Data entries for graphics:
--

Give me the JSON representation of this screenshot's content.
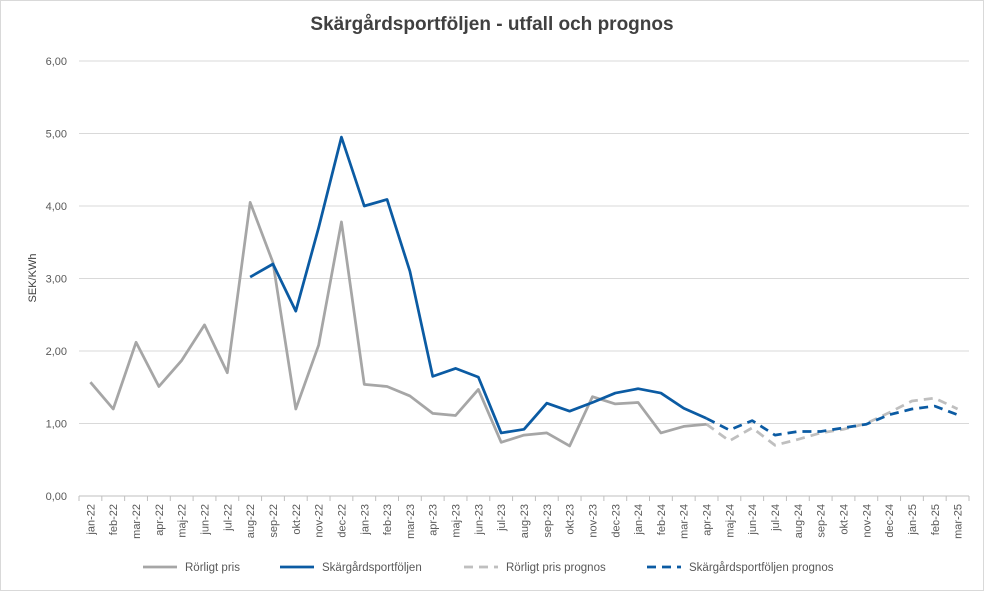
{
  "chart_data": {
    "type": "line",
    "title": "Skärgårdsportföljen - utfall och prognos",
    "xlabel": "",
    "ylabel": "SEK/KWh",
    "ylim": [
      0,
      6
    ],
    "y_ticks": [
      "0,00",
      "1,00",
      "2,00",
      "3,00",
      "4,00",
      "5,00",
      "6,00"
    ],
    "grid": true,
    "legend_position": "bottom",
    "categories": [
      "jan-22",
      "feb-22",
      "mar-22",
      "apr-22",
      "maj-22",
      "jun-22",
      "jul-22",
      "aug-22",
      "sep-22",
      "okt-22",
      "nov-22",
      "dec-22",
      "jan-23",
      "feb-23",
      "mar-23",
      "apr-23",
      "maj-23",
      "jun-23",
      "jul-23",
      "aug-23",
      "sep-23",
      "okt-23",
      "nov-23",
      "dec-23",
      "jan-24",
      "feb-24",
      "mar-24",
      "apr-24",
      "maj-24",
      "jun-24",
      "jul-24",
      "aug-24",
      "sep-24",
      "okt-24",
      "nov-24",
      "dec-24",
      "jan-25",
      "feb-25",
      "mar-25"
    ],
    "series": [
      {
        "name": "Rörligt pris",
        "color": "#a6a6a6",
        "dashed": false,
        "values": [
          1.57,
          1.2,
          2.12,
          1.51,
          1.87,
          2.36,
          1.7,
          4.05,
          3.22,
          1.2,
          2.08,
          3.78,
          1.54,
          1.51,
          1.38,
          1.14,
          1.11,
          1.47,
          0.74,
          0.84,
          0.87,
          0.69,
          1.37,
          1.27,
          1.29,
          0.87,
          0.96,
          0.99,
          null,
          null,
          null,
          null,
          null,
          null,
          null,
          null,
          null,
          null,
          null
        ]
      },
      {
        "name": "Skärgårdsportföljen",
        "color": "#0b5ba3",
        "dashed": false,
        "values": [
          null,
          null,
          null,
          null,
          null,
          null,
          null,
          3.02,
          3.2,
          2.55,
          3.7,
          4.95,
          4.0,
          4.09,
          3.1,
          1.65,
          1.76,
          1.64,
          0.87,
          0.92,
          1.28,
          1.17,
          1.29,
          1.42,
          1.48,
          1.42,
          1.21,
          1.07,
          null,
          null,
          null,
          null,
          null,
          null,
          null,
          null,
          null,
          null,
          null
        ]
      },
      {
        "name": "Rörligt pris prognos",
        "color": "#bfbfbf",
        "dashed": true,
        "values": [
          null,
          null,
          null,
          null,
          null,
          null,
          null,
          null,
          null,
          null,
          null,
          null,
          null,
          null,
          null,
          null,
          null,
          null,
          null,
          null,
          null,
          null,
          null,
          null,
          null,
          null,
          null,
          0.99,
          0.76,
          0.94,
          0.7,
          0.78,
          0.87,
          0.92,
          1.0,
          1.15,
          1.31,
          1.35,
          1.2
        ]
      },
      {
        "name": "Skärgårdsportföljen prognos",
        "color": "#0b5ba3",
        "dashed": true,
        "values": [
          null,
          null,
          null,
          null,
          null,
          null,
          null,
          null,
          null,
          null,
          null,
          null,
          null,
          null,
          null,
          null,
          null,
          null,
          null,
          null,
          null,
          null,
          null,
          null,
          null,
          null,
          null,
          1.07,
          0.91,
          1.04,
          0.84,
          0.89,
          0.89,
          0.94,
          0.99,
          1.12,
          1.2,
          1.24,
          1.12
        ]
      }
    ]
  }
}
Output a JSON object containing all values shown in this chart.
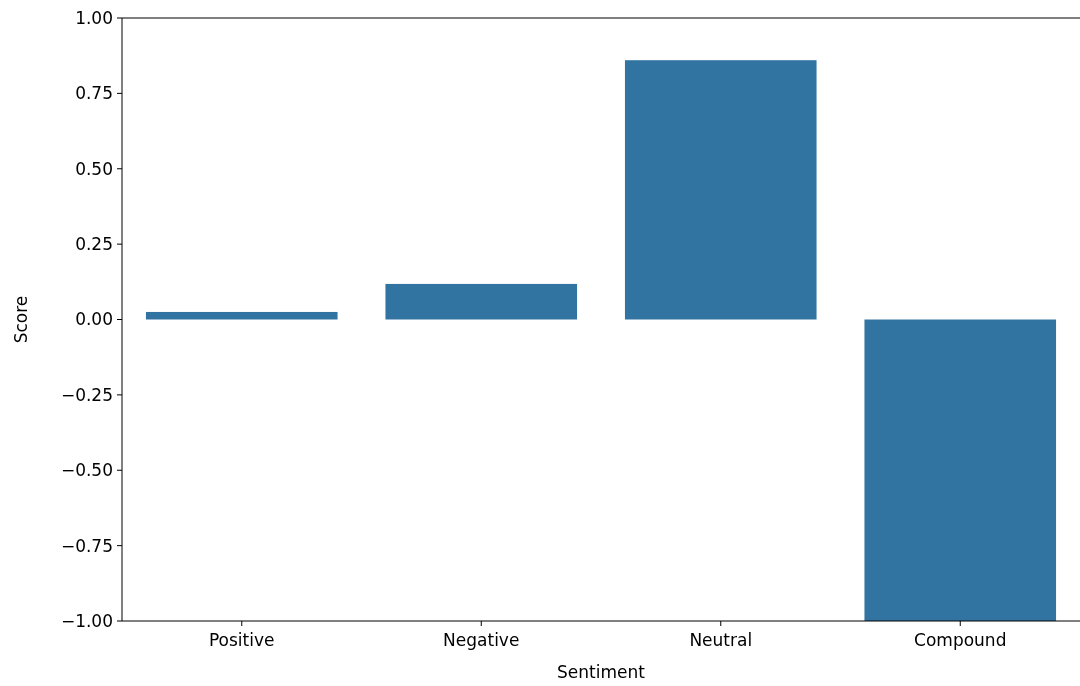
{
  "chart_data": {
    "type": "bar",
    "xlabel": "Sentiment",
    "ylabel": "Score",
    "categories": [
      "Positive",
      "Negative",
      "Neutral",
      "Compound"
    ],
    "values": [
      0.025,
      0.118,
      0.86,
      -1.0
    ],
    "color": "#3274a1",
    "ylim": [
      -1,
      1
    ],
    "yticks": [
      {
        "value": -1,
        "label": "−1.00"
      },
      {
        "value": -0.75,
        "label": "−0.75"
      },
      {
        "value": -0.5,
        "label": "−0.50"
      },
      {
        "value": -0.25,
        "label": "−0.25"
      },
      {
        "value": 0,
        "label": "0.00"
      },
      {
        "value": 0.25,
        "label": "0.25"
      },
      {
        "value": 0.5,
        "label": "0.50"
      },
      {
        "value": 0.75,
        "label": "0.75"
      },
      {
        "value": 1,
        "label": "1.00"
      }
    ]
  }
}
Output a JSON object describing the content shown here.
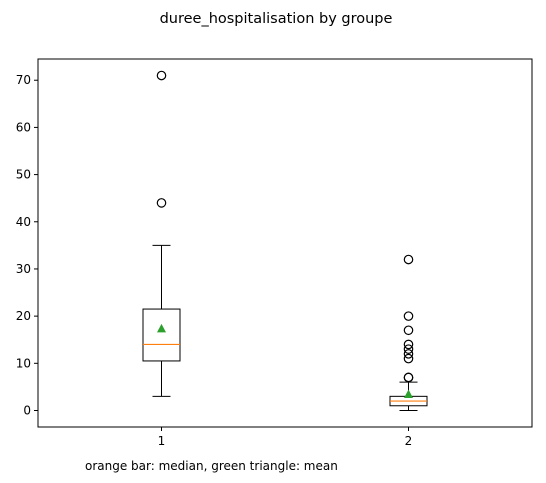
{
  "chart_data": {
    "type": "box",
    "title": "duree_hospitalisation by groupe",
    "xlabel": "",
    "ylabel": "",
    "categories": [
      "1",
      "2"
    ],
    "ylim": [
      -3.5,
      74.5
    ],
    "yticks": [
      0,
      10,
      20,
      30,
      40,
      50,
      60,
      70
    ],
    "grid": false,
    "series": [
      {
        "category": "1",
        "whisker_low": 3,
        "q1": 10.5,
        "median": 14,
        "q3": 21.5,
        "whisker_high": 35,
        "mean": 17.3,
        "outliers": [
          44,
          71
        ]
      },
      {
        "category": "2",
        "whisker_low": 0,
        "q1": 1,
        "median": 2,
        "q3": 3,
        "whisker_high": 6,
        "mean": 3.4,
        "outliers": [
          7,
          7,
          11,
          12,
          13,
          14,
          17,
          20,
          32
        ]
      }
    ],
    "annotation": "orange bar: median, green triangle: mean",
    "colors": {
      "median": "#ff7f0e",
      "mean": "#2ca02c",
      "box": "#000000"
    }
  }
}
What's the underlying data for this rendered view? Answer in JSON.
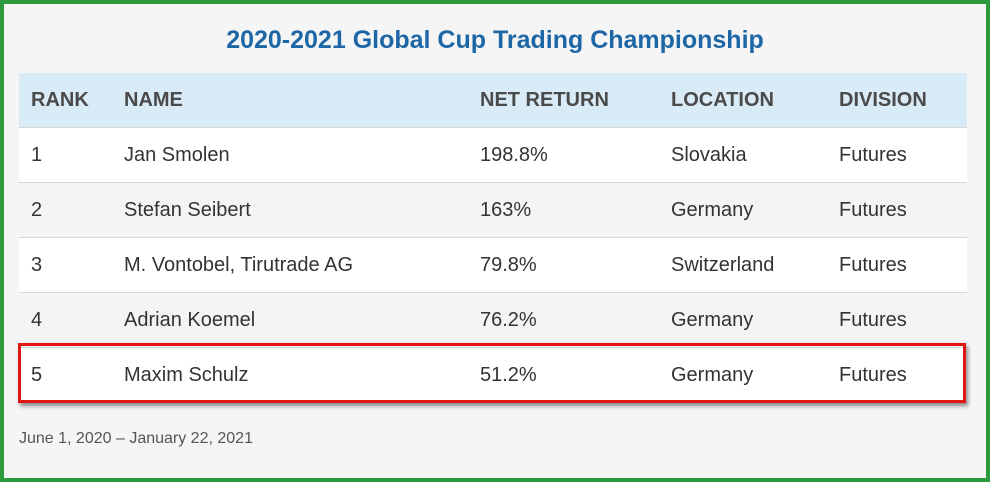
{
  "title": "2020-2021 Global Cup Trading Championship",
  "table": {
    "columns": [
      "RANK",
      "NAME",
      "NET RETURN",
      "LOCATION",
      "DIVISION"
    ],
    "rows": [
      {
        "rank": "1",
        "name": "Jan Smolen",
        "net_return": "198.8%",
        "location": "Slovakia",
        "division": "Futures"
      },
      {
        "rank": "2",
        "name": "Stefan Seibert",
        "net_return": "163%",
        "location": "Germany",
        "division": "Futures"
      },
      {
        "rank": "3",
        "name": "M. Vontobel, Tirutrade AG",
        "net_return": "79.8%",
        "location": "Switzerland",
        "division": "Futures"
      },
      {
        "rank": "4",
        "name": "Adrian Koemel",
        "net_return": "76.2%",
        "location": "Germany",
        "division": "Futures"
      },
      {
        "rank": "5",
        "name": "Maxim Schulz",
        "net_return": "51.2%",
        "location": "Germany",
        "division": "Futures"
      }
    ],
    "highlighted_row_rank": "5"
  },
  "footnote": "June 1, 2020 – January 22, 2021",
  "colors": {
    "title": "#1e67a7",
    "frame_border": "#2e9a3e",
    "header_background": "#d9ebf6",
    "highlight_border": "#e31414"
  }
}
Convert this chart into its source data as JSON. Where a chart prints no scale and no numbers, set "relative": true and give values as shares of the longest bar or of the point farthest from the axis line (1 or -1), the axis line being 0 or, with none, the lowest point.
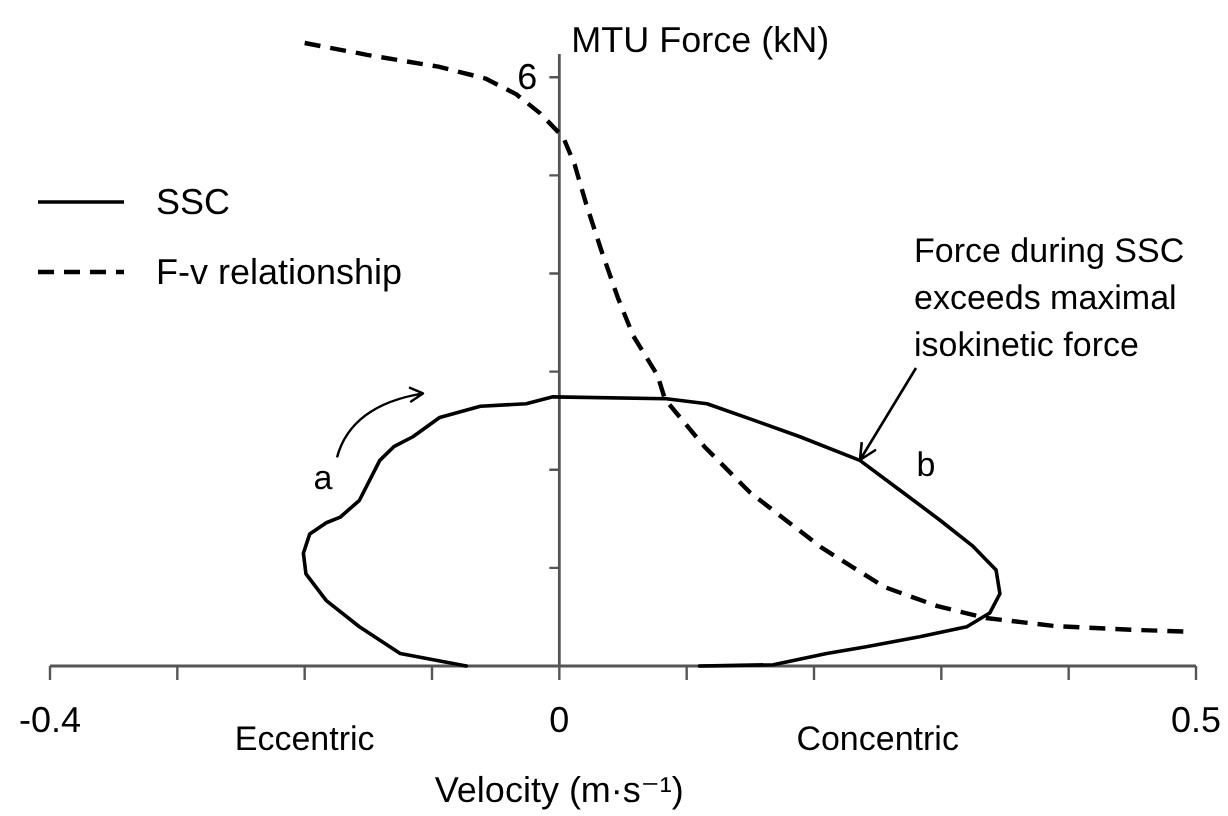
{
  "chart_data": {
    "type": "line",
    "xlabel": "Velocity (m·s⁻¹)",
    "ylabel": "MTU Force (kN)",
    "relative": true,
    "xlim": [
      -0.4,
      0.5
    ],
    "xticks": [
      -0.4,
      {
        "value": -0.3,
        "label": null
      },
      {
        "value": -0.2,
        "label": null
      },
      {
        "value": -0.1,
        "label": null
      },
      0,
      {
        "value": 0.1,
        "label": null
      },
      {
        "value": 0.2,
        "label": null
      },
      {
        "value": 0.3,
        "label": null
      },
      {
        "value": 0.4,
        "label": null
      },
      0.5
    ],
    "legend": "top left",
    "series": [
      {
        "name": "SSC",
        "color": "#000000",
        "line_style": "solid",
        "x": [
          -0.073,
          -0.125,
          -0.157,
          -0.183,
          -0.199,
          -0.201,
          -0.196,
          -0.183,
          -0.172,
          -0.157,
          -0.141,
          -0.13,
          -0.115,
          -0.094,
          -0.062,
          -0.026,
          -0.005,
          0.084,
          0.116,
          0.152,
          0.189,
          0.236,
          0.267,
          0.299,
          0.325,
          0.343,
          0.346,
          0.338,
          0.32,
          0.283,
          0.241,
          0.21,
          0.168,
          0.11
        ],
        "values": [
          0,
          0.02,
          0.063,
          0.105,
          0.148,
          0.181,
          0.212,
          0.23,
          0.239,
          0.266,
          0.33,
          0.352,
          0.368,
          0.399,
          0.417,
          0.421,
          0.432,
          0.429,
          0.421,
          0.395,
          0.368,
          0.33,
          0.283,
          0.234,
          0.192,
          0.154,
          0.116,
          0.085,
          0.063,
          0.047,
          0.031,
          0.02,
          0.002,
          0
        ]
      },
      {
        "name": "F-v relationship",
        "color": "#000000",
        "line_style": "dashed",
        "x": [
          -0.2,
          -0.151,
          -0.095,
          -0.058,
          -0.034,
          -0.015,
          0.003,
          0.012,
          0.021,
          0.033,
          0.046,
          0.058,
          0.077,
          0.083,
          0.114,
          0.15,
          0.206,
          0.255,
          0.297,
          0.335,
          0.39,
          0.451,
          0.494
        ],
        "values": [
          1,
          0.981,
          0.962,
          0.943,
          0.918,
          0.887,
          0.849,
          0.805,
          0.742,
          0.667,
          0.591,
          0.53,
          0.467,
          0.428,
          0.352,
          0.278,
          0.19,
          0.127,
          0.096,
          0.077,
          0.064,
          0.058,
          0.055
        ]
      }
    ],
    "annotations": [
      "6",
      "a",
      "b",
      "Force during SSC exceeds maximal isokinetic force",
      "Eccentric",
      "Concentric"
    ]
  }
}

--

> _What this task involves_: Find the lines holding "xlabel" and list every one.

> _Written response_:
    "xlabel": "",
    "xlabel": "Sentiment",
    "xlabel": "",
    "xlabel": "Velocity (m·s⁻¹)",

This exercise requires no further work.